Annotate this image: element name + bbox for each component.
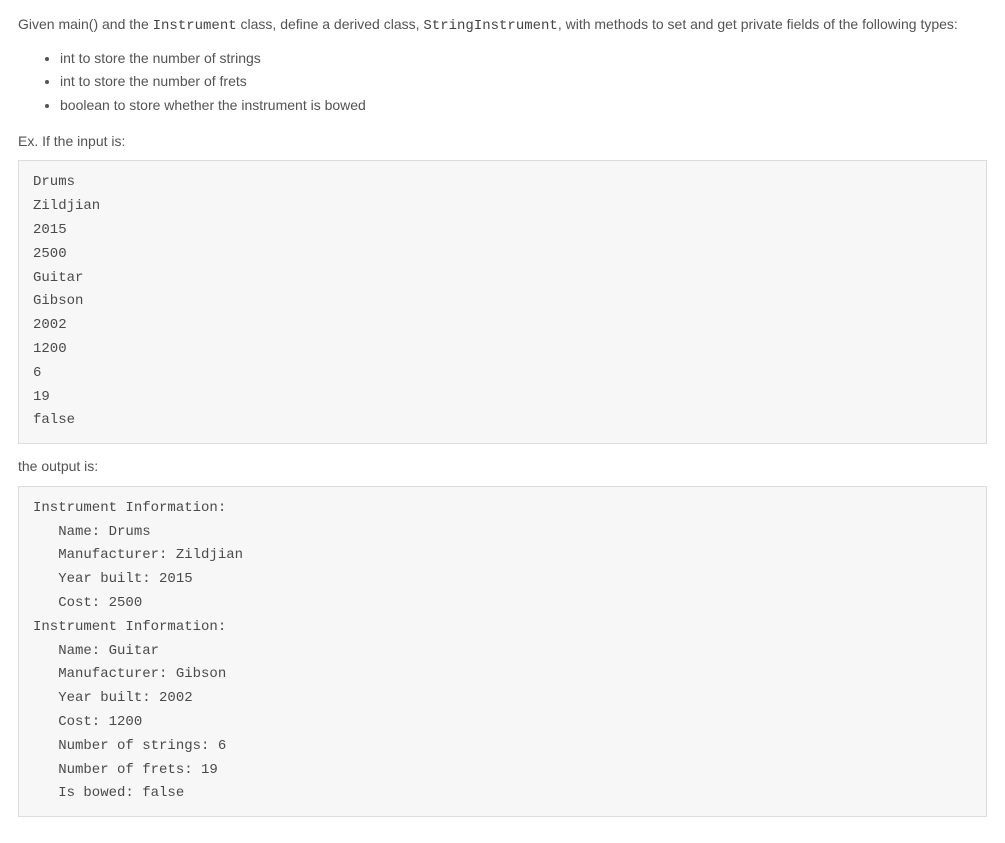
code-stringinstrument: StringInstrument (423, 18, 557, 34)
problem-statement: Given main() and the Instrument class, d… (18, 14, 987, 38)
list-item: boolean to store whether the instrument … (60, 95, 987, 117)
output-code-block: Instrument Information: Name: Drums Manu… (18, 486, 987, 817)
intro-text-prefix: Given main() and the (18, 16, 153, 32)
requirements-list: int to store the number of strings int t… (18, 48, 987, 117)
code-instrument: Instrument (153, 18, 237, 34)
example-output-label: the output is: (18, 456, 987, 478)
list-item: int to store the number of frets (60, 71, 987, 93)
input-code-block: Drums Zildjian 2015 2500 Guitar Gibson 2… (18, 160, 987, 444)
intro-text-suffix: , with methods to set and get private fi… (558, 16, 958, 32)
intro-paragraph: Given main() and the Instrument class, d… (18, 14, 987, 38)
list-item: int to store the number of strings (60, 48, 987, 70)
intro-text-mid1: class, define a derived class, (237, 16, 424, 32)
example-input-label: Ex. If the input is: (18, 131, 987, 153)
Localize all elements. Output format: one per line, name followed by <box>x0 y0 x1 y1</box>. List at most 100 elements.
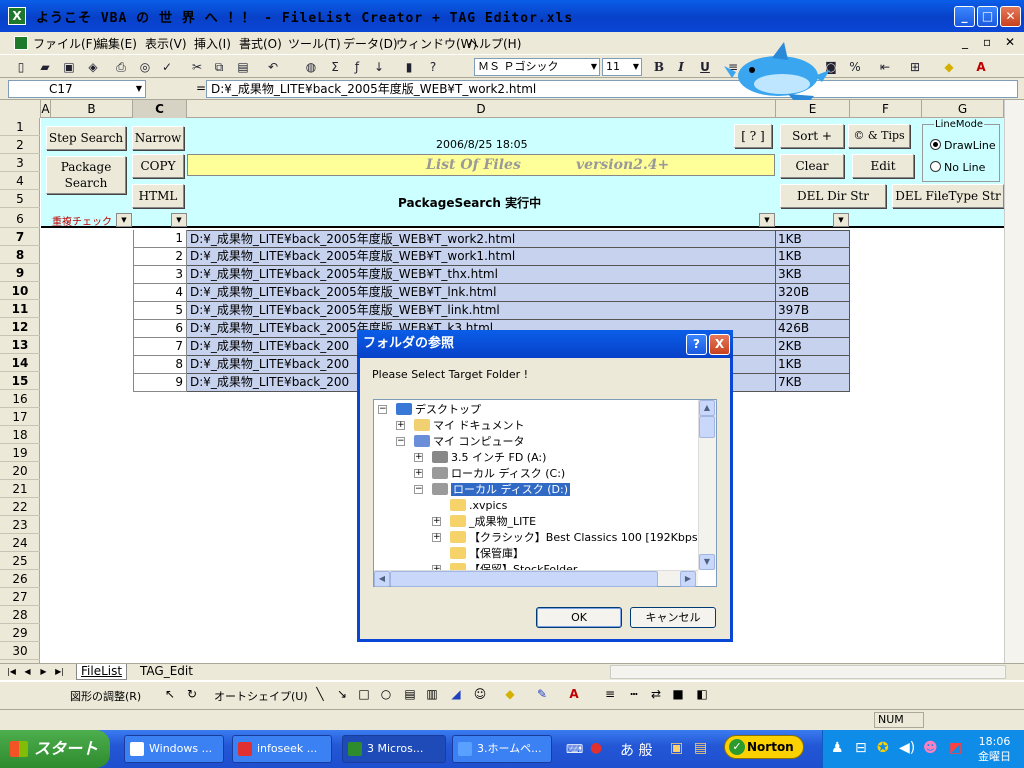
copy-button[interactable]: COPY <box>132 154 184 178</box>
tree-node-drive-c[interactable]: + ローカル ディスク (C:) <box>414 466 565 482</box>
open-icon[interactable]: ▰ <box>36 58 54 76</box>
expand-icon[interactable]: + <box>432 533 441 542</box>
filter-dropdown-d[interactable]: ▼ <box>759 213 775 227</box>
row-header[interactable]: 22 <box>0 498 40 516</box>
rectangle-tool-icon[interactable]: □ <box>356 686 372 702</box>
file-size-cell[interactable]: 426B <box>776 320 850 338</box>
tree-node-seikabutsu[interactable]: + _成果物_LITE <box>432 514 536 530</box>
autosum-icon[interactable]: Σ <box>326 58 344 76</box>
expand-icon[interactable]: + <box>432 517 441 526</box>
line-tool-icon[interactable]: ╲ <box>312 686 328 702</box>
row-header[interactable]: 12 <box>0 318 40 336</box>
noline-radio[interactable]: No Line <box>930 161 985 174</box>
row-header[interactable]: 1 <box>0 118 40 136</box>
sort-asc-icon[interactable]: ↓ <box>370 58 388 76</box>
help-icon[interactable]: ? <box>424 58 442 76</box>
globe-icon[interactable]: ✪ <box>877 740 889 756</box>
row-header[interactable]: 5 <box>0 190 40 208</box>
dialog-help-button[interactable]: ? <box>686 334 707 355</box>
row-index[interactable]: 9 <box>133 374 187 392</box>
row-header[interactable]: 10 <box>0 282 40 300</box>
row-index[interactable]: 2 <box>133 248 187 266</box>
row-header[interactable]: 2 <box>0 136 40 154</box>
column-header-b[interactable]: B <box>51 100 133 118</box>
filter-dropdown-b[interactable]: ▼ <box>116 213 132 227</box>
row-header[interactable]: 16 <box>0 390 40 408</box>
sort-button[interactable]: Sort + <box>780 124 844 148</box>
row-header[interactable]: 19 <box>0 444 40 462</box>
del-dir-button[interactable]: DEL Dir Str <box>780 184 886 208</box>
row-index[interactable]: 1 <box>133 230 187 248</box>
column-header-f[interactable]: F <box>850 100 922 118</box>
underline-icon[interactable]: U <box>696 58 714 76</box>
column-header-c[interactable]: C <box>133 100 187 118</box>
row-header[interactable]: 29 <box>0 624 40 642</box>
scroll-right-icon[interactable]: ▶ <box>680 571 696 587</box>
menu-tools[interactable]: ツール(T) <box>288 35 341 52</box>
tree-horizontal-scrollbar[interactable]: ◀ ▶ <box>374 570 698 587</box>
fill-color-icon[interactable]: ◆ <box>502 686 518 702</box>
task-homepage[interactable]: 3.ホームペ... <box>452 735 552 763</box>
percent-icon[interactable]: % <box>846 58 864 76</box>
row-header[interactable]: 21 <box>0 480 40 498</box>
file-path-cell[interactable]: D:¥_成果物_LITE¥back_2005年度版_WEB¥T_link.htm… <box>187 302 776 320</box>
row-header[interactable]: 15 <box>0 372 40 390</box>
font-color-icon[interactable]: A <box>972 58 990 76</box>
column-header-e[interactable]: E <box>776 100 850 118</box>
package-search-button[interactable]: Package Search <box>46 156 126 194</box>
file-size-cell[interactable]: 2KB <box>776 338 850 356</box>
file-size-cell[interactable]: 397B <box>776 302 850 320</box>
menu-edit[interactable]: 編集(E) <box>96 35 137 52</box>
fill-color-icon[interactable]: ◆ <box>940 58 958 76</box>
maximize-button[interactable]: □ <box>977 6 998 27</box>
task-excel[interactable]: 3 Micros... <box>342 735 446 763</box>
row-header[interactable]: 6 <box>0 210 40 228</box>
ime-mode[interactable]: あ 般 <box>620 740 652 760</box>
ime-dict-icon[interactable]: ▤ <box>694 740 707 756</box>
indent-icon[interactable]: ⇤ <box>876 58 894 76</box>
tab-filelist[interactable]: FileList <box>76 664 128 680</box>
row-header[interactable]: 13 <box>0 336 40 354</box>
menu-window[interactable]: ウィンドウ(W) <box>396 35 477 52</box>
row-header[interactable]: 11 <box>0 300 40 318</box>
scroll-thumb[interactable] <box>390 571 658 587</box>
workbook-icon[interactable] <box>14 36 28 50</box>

INSTRUCTION: Convert the data above into a JSON list of strings, with one string for each line and blank lines omitted. Leave the pictures out of the list.

RESPONSE BELOW:
[
  "Annotate this image: element name + bbox for each component.",
  "code-stringinstrument: StringInstrument (423, 18, 557, 34)",
  "problem-statement: Given main() and the Instrument class, d… (18, 14, 987, 38)",
  "list-item: boolean to store whether the instrument … (60, 95, 987, 117)",
  "output-code-block: Instrument Information: Name: Drums Manu… (18, 486, 987, 817)",
  "intro-text-prefix: Given main() and the (18, 16, 153, 32)",
  "requirements-list: int to store the number of strings int t… (18, 48, 987, 117)",
  "code-instrument: Instrument (153, 18, 237, 34)",
  "example-output-label: the output is: (18, 456, 987, 478)",
  "list-item: int to store the number of frets (60, 71, 987, 93)",
  "input-code-block: Drums Zildjian 2015 2500 Guitar Gibson 2… (18, 160, 987, 444)",
  "intro-text-suffix: , with methods to set and get private fi… (558, 16, 958, 32)",
  "intro-paragraph: Given main() and the Instrument class, d… (18, 14, 987, 38)",
  "list-item: int to store the number of strings (60, 48, 987, 70)",
  "intro-text-mid1: class, define a derived class, (237, 16, 424, 32)",
  "example-input-label: Ex. If the input is: (18, 131, 987, 153)",
  "Localize all elements. Output format: one per line, name followed by <box>x0 y0 x1 y1</box>. List at most 100 elements.",
  "copy-button[interactable]: COPY <box>132 154 184 178</box>",
  "tree-node-drive-c[interactable]: + ローカル ディスク (C:) <box>414 466 565 482</box>",
  "open-icon[interactable]: ▰ <box>36 58 54 76</box>",
  "expand-icon[interactable]: + <box>432 533 441 542</box>",
  "filter-dropdown-d[interactable]: ▼ <box>759 213 775 227</box>",
  "row-header[interactable]: 22 <box>0 498 40 516</box>",
  "rectangle-tool-icon[interactable]: □ <box>356 686 372 702</box>",
  "file-size-cell[interactable]: 426B <box>776 320 850 338</box>",
  "tree-node-seikabutsu[interactable]: + _成果物_LITE <box>432 514 536 530</box>",
  "autosum-icon[interactable]: Σ <box>326 58 344 76</box>",
  "expand-icon[interactable]: + <box>432 517 441 526</box>",
  "line-tool-icon[interactable]: ╲ <box>312 686 328 702</box>",
  "row-header[interactable]: 12 <box>0 318 40 336</box>",
  "noline-radio[interactable]: No Line <box>930 161 985 174</box>",
  "row-header[interactable]: 1 <box>0 118 40 136</box>",
  "sort-asc-icon[interactable]: ↓ <box>370 58 388 76</box>",
  "help-icon[interactable]: ? <box>424 58 442 76</box>",
  "globe-icon[interactable]: ✪ <box>877 740 889 756</box>",
  "row-header[interactable]: 5 <box>0 190 40 208</box>",
  "dialog-help-button[interactable]: ? <box>686 334 707 355</box>",
  "row-index[interactable]: 9 <box>133 374 187 392</box>",
  "row-header[interactable]: 10 <box>0 282 40 300</box>",
  "row-index[interactable]: 2 <box>133 248 187 266</box>",
  "row-header[interactable]: 2 <box>0 136 40 154</box>",
  "column-header-b[interactable]: B <box>51 100 133 118</box>",
  "filter-dropdown-b[interactable]: ▼ <box>116 213 132 227</box>",
  "row-header[interactable]: 16 <box>0 390 40 408</box>",
  "sort-button[interactable]: Sort + <box>780 124 844 148</box>",
  "row-header[interactable]: 19 <box>0 444 40 462</box>",
  "del-dir-button[interactable]: DEL Dir Str <box>780 184 886 208</box>",
  "row-index[interactable]: 1 <box>133 230 187 248</box>",
  "column-header-f[interactable]: F <box>850 100 922 118</box>",
  "underline-icon[interactable]: U <box>696 58 714 76</box>",
  "column-header-c[interactable]: C <box>133 100 187 118</box>",
  "row-header[interactable]: 29 <box>0 624 40 642</box>",
  "scroll-right-icon[interactable]: ▶ <box>680 571 696 587</box>",
  "menu-tools[interactable]: ツール(T) <box>288 35 341 52</box>",
  "tree-horizontal-scrollbar[interactable]: ◀ ▶ <box>374 570 698 587</box>",
  "fill-color-icon[interactable]: ◆ <box>502 686 518 702</box>",
  "task-homepage[interactable]: 3.ホームペ... <box>452 735 552 763</box>",
  "percent-icon[interactable]: % <box>846 58 864 76</box>",
  "row-header[interactable]: 21 <box>0 480 40 498</box>",
  "file-path-cell[interactable]: D:¥_成果物_LITE¥back_2005年度版_WEB¥T_link.htm… <box>187 302 776 320</box>",
  "row-header[interactable]: 15 <box>0 372 40 390</box>",
  "font-color-icon[interactable]: A <box>972 58 990 76</box>",
  "column-header-e[interactable]: E <box>776 100 850 118</box>",
  "package-search-button[interactable]: Package Search <box>46 156 126 194</box>",
  "file-size-cell[interactable]: 2KB <box>776 338 850 356</box>",
  "file-size-cell[interactable]: 397B <box>776 302 850 320</box>",
  "menu-edit[interactable]: 編集(E) <box>96 35 137 52</box>",
  "fill-color-icon[interactable]: ◆ <box>940 58 958 76</box>",
  "maximize-button[interactable]: □ <box>977 6 998 27</box>",
  "task-excel[interactable]: 3 Micros... <box>342 735 446 763</box>",
  "row-header[interactable]: 6 <box>0 210 40 228</box>",
  "ime-mode[interactable]: あ 般 <box>620 740 652 760</box>",
  "ime-dict-icon[interactable]: ▤ <box>694 740 707 756</box>",
  "indent-icon[interactable]: ⇤ <box>876 58 894 76</box>",
  "tab-filelist[interactable]: FileList <box>76 664 128 680</box>",
  "row-header[interactable]: 13 <box>0 336 40 354</box>",
  "menu-window[interactable]: ウィンドウ(W) <box>396 35 477 52</box>",
  "row-header[interactable]: 11 <box>0 300 40 318</box>",
  "scroll-thumb[interactable] <box>390 571 658 587</box>",
  "workbook-icon[interactable] <box>14 36 28 50</box>"
]